(Stored records)
------------------------
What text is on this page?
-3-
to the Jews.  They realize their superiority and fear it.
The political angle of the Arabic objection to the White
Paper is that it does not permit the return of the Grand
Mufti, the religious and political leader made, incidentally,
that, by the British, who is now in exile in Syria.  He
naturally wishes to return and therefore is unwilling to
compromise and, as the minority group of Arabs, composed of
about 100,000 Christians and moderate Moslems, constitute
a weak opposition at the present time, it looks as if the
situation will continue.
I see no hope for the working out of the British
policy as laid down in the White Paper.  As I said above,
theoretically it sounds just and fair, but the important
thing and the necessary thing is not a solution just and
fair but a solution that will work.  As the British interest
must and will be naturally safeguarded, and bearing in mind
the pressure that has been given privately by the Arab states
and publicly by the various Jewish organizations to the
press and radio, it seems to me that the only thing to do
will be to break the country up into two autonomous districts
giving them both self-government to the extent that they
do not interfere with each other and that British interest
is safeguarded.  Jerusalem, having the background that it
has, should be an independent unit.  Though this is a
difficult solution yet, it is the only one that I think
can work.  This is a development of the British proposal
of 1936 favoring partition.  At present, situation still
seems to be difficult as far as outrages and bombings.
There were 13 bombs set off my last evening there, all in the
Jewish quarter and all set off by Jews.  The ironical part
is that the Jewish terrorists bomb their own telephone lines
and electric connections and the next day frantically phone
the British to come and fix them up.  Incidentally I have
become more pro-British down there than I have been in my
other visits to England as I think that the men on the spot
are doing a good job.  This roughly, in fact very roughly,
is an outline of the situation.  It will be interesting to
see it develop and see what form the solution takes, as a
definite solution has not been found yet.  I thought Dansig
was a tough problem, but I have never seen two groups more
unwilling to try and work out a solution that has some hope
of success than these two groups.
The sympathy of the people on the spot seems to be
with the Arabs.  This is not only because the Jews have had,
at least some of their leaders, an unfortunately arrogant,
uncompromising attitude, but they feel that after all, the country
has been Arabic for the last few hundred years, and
------------------------
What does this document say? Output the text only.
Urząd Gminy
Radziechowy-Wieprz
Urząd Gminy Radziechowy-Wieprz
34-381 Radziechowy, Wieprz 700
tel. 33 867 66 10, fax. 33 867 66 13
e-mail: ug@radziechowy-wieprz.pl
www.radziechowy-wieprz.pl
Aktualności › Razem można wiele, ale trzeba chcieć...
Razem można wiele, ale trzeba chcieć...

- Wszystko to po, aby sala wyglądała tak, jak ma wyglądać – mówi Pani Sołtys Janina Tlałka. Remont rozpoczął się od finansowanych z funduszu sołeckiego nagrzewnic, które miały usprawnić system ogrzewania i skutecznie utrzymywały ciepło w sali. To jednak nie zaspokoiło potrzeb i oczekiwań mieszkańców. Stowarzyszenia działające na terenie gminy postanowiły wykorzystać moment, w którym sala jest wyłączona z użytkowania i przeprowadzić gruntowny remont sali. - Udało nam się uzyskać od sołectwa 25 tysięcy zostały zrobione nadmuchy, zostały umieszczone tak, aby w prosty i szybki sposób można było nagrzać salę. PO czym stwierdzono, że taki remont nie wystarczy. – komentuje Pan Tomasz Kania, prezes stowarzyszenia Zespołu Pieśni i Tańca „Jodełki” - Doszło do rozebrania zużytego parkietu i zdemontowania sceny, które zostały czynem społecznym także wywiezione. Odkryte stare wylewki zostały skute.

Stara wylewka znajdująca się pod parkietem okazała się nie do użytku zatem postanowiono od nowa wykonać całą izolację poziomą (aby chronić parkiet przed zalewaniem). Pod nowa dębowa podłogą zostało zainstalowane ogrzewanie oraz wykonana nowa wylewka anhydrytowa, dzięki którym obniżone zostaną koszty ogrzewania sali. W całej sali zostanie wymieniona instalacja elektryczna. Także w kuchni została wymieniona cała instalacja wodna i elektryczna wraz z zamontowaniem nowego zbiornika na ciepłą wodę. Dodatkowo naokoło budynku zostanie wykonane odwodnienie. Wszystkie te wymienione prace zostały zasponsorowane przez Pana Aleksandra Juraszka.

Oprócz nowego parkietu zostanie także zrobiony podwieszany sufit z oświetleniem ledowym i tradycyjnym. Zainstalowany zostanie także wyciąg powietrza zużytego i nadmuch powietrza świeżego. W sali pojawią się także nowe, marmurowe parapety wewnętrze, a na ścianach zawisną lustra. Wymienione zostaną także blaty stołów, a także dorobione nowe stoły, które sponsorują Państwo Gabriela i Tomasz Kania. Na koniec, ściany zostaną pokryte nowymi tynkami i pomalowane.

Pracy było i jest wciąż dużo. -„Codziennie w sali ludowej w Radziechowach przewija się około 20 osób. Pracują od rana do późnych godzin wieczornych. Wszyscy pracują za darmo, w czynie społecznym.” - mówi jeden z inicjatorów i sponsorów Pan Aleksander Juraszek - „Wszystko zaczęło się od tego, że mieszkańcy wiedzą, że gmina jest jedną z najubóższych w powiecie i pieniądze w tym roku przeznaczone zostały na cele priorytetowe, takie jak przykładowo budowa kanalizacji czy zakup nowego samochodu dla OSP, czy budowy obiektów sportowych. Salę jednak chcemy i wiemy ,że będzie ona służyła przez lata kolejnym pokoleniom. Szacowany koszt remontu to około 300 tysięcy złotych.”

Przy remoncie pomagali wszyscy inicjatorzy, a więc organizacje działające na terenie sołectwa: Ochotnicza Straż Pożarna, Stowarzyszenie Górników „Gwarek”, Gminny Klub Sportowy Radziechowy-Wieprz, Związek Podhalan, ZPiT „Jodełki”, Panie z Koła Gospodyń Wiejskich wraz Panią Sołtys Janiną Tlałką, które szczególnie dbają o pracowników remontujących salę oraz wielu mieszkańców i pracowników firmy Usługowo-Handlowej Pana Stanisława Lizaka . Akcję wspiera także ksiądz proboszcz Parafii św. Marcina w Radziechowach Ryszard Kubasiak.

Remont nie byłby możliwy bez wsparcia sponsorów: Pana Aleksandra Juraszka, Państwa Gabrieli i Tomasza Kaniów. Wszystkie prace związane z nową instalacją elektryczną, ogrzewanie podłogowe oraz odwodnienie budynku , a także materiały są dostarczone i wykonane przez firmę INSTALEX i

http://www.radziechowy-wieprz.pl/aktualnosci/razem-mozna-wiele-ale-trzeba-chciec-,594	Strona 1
------------------------
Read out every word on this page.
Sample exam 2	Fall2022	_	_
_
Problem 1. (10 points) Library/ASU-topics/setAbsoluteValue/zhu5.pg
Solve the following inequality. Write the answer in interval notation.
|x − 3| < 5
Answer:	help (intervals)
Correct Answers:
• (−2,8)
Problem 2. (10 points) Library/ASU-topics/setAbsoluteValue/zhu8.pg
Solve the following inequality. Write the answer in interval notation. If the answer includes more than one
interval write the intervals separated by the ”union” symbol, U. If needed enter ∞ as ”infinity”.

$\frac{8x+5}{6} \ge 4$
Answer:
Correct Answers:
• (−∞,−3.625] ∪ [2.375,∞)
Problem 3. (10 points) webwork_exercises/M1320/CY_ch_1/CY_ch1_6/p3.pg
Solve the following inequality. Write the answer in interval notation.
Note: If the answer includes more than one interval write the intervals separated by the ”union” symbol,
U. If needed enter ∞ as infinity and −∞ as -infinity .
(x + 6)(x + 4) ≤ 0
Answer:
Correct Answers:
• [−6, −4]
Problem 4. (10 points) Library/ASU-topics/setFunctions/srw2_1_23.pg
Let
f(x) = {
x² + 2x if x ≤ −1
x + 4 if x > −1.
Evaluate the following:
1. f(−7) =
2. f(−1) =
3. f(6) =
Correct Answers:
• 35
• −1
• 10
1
------------------------
→ **PROBLEM**: Copy in full each line that holds the word "solution".

→ **REPLY**:
thing and the necessary thing is not a solution just and
fair but a solution that will work.  As the British interest
difficult solution yet, it is the only one that I think
see it develop and see what form the solution takes, as a
definite solution has not been found yet.  I thought Dansig
unwilling to try and work out a solution that has some hope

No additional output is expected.